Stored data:
* Begin *

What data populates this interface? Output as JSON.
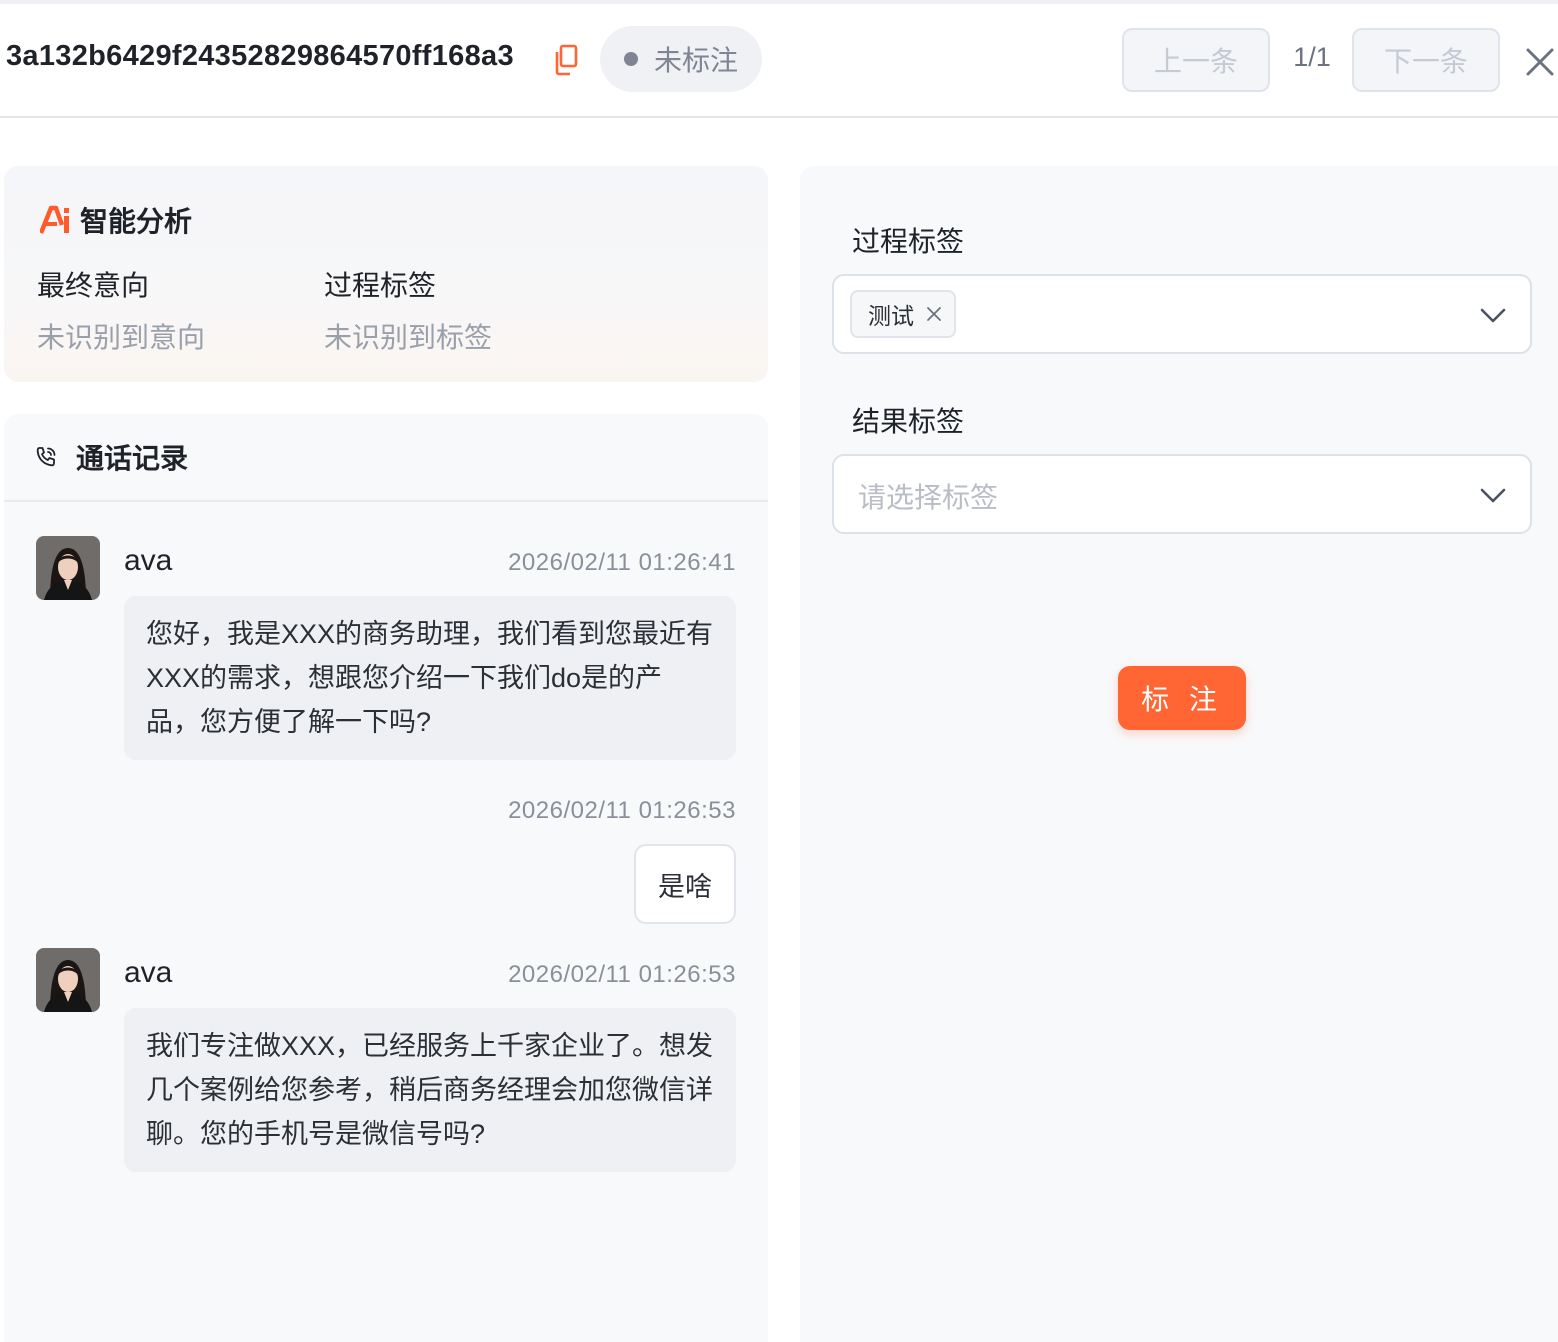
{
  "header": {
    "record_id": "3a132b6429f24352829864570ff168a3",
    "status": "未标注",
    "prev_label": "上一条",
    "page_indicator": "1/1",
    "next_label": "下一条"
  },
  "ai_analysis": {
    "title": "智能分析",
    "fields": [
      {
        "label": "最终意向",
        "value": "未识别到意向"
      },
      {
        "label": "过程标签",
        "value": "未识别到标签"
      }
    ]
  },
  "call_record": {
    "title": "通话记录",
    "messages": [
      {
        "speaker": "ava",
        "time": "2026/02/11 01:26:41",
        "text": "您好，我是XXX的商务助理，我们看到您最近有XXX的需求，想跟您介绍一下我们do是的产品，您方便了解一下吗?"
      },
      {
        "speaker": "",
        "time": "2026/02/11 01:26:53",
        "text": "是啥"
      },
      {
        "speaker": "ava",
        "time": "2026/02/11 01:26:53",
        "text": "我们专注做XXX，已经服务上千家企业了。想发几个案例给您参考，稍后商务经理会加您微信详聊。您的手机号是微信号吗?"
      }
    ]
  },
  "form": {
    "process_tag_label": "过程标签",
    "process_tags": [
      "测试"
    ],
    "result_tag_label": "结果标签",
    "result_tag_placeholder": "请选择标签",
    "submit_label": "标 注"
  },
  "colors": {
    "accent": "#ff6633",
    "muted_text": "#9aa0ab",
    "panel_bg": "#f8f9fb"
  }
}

* End *
* Begin *

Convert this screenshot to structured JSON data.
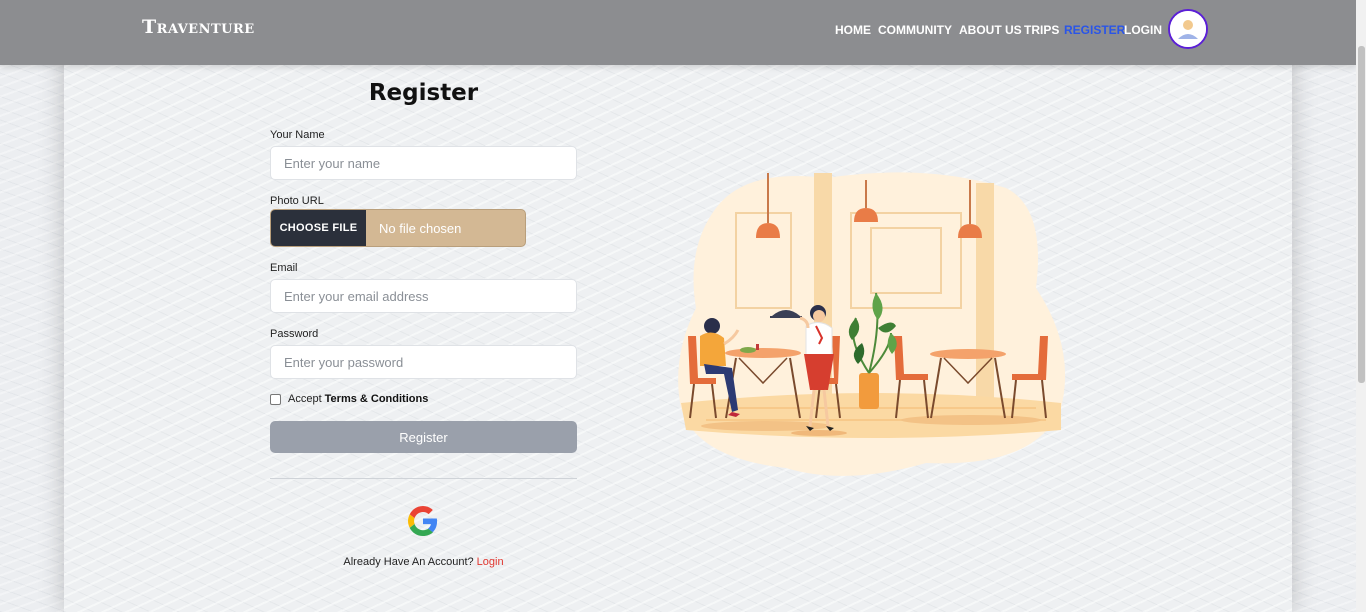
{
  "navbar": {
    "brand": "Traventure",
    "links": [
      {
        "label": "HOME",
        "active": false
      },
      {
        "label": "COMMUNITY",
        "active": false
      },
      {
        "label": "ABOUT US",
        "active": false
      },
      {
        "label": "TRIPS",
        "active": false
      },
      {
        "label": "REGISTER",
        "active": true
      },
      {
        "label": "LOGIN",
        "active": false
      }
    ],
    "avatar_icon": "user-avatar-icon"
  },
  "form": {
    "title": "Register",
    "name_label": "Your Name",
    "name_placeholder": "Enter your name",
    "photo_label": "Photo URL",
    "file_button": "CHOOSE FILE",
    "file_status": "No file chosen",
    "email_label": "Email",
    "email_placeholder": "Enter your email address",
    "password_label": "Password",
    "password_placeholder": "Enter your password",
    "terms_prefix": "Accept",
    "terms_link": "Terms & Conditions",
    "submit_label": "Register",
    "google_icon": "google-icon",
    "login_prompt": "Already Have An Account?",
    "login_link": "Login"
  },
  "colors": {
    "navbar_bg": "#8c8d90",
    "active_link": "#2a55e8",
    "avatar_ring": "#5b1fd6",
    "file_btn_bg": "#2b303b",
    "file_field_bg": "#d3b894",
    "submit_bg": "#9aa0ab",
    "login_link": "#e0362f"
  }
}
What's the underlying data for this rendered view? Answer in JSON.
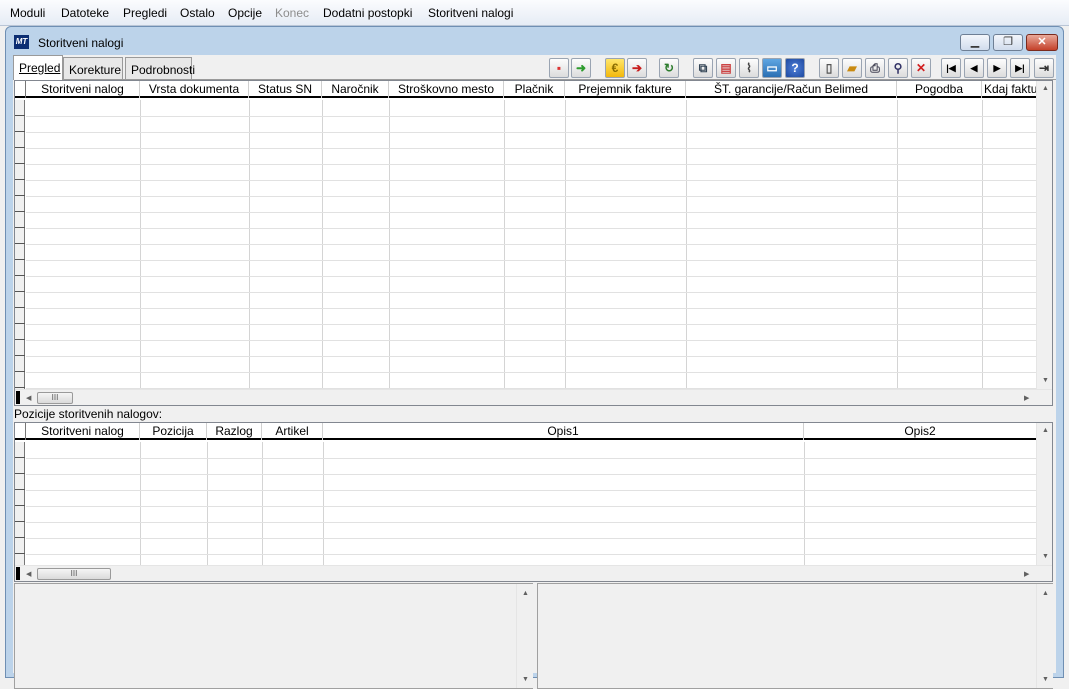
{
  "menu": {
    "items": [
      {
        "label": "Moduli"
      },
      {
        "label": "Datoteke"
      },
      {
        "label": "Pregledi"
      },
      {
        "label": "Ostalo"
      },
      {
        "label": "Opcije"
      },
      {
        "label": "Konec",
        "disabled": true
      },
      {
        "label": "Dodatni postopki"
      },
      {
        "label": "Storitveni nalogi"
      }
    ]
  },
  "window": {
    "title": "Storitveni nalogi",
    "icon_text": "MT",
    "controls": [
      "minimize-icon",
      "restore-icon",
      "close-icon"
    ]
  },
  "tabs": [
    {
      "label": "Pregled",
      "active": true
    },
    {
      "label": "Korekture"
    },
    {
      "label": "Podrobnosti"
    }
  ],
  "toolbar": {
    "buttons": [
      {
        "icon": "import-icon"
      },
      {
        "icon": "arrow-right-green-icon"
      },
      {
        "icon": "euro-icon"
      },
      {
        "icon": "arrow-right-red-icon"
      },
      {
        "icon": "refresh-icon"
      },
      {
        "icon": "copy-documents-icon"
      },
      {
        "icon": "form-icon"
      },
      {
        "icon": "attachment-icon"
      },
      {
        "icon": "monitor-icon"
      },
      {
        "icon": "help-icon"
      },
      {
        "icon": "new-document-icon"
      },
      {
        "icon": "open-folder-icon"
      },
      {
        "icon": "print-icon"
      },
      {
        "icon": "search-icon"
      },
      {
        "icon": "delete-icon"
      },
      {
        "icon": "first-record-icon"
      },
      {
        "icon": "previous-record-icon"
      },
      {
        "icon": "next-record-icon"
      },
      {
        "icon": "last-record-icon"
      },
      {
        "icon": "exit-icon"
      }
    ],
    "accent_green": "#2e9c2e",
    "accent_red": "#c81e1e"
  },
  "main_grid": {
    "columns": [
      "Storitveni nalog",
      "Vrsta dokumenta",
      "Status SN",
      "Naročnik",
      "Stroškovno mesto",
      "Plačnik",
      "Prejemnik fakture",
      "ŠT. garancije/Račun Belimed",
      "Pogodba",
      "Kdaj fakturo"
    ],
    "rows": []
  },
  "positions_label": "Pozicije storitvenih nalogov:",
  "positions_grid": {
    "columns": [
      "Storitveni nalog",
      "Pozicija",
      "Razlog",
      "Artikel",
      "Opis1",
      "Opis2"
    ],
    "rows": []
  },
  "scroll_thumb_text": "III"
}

* End *

WHAT TO WORK ON: All lines in the data that contain the word "title" should be copied.

TASK ANSWER:
    "title": "智能分析",
    "title": "通话记录",
    "title": "Register",
    "title": "Storitveni nalogi",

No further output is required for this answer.